§ Data section:
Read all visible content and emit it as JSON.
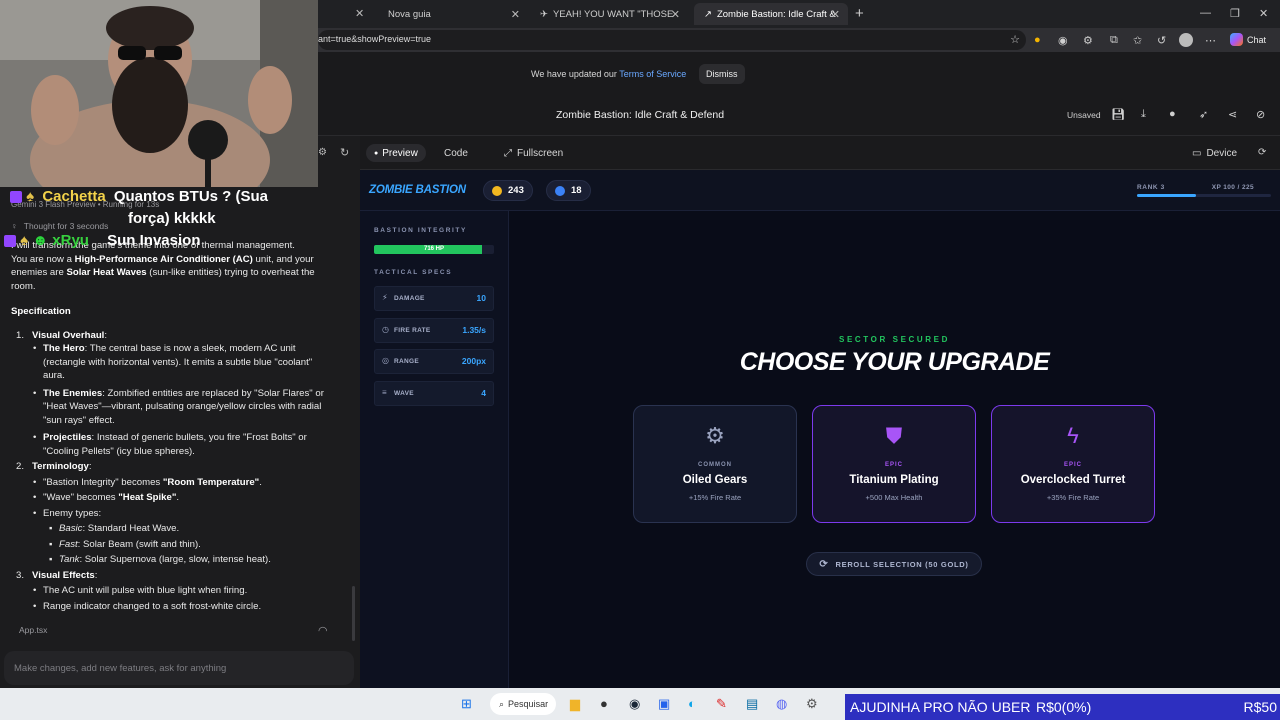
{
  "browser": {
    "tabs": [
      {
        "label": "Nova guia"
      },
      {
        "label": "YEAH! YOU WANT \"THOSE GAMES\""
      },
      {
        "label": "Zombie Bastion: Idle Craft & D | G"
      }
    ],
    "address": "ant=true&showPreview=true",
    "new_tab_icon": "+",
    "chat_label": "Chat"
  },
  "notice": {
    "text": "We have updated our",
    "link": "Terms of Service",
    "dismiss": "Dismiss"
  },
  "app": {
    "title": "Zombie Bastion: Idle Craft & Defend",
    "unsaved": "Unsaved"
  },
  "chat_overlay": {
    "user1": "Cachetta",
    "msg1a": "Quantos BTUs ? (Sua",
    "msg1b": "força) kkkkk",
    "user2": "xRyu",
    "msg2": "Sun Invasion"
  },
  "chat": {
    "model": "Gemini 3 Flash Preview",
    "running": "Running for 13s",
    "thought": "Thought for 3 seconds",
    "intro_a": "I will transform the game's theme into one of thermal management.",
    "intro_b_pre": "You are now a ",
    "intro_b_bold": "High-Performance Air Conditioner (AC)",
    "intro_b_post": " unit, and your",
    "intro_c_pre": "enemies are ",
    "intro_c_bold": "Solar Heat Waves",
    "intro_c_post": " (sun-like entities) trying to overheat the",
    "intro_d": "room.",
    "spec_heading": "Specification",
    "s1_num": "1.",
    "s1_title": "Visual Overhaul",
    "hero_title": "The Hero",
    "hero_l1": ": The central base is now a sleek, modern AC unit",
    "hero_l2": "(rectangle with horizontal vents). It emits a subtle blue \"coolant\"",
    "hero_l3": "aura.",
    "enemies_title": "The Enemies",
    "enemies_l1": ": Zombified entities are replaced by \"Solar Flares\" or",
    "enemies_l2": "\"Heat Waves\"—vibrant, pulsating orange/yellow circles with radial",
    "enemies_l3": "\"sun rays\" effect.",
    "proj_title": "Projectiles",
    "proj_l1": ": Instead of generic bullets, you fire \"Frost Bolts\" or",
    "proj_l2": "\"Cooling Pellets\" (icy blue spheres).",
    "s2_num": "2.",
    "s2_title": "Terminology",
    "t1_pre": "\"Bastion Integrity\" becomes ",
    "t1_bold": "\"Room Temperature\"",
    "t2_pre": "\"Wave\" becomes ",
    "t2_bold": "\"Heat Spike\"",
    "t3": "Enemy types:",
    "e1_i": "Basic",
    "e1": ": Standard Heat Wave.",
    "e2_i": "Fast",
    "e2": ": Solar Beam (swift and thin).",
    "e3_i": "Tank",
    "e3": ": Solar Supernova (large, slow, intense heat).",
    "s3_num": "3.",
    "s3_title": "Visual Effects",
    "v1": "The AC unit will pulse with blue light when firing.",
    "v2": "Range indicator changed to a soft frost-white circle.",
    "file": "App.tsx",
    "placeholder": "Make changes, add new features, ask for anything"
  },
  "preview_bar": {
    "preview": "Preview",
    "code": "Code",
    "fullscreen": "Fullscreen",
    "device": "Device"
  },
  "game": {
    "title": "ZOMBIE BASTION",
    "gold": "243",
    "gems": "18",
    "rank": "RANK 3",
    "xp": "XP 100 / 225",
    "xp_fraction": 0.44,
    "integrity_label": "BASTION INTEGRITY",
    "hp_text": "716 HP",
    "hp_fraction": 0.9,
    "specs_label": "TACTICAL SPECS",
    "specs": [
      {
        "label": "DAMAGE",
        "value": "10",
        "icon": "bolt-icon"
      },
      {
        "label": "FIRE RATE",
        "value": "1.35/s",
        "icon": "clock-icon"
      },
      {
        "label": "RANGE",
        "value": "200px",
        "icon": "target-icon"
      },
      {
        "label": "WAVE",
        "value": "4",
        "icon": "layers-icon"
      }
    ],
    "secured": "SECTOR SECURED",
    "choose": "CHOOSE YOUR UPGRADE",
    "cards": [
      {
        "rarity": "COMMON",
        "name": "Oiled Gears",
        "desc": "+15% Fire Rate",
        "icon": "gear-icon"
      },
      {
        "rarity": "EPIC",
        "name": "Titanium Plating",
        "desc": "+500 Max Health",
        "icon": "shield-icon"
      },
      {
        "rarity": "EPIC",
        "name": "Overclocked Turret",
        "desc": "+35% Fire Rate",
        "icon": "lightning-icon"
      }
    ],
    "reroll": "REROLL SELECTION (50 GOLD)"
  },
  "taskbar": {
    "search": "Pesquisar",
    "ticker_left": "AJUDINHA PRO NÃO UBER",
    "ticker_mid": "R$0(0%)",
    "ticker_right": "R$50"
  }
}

§ Work to complete: Set down every record once more, word for word, without pictures.

§ Task solution:
Read all visible content and emit it as JSON.
{
  "browser": {
    "tabs": [
      {
        "label": "Nova guia"
      },
      {
        "label": "YEAH! YOU WANT \"THOSE GAMES\""
      },
      {
        "label": "Zombie Bastion: Idle Craft & D | G"
      }
    ],
    "address": "ant=true&showPreview=true",
    "new_tab_icon": "+",
    "chat_label": "Chat"
  },
  "notice": {
    "text": "We have updated our",
    "link": "Terms of Service",
    "dismiss": "Dismiss"
  },
  "app": {
    "title": "Zombie Bastion: Idle Craft & Defend",
    "unsaved": "Unsaved"
  },
  "chat_overlay": {
    "user1": "Cachetta",
    "msg1a": "Quantos BTUs ? (Sua",
    "msg1b": "força) kkkkk",
    "user2": "xRyu",
    "msg2": "Sun Invasion"
  },
  "chat": {
    "model": "Gemini 3 Flash Preview",
    "running": "Running for 13s",
    "thought": "Thought for 3 seconds",
    "intro_a": "I will transform the game's theme into one of thermal management.",
    "intro_b_pre": "You are now a ",
    "intro_b_bold": "High-Performance Air Conditioner (AC)",
    "intro_b_post": " unit, and your",
    "intro_c_pre": "enemies are ",
    "intro_c_bold": "Solar Heat Waves",
    "intro_c_post": " (sun-like entities) trying to overheat the",
    "intro_d": "room.",
    "spec_heading": "Specification",
    "s1_num": "1.",
    "s1_title": "Visual Overhaul",
    "hero_title": "The Hero",
    "hero_l1": ": The central base is now a sleek, modern AC unit",
    "hero_l2": "(rectangle with horizontal vents). It emits a subtle blue \"coolant\"",
    "hero_l3": "aura.",
    "enemies_title": "The Enemies",
    "enemies_l1": ": Zombified entities are replaced by \"Solar Flares\" or",
    "enemies_l2": "\"Heat Waves\"—vibrant, pulsating orange/yellow circles with radial",
    "enemies_l3": "\"sun rays\" effect.",
    "proj_title": "Projectiles",
    "proj_l1": ": Instead of generic bullets, you fire \"Frost Bolts\" or",
    "proj_l2": "\"Cooling Pellets\" (icy blue spheres).",
    "s2_num": "2.",
    "s2_title": "Terminology",
    "t1_pre": "\"Bastion Integrity\" becomes ",
    "t1_bold": "\"Room Temperature\"",
    "t2_pre": "\"Wave\" becomes ",
    "t2_bold": "\"Heat Spike\"",
    "t3": "Enemy types:",
    "e1_i": "Basic",
    "e1": ": Standard Heat Wave.",
    "e2_i": "Fast",
    "e2": ": Solar Beam (swift and thin).",
    "e3_i": "Tank",
    "e3": ": Solar Supernova (large, slow, intense heat).",
    "s3_num": "3.",
    "s3_title": "Visual Effects",
    "v1": "The AC unit will pulse with blue light when firing.",
    "v2": "Range indicator changed to a soft frost-white circle.",
    "file": "App.tsx",
    "placeholder": "Make changes, add new features, ask for anything"
  },
  "preview_bar": {
    "preview": "Preview",
    "code": "Code",
    "fullscreen": "Fullscreen",
    "device": "Device"
  },
  "game": {
    "title": "ZOMBIE BASTION",
    "gold": "243",
    "gems": "18",
    "rank": "RANK 3",
    "xp": "XP 100 / 225",
    "xp_fraction": 0.44,
    "integrity_label": "BASTION INTEGRITY",
    "hp_text": "716 HP",
    "hp_fraction": 0.9,
    "specs_label": "TACTICAL SPECS",
    "specs": [
      {
        "label": "DAMAGE",
        "value": "10",
        "icon": "bolt-icon"
      },
      {
        "label": "FIRE RATE",
        "value": "1.35/s",
        "icon": "clock-icon"
      },
      {
        "label": "RANGE",
        "value": "200px",
        "icon": "target-icon"
      },
      {
        "label": "WAVE",
        "value": "4",
        "icon": "layers-icon"
      }
    ],
    "secured": "SECTOR SECURED",
    "choose": "CHOOSE YOUR UPGRADE",
    "cards": [
      {
        "rarity": "COMMON",
        "name": "Oiled Gears",
        "desc": "+15% Fire Rate",
        "icon": "gear-icon"
      },
      {
        "rarity": "EPIC",
        "name": "Titanium Plating",
        "desc": "+500 Max Health",
        "icon": "shield-icon"
      },
      {
        "rarity": "EPIC",
        "name": "Overclocked Turret",
        "desc": "+35% Fire Rate",
        "icon": "lightning-icon"
      }
    ],
    "reroll": "REROLL SELECTION (50 GOLD)"
  },
  "taskbar": {
    "search": "Pesquisar",
    "ticker_left": "AJUDINHA PRO NÃO UBER",
    "ticker_mid": "R$0(0%)",
    "ticker_right": "R$50"
  }
}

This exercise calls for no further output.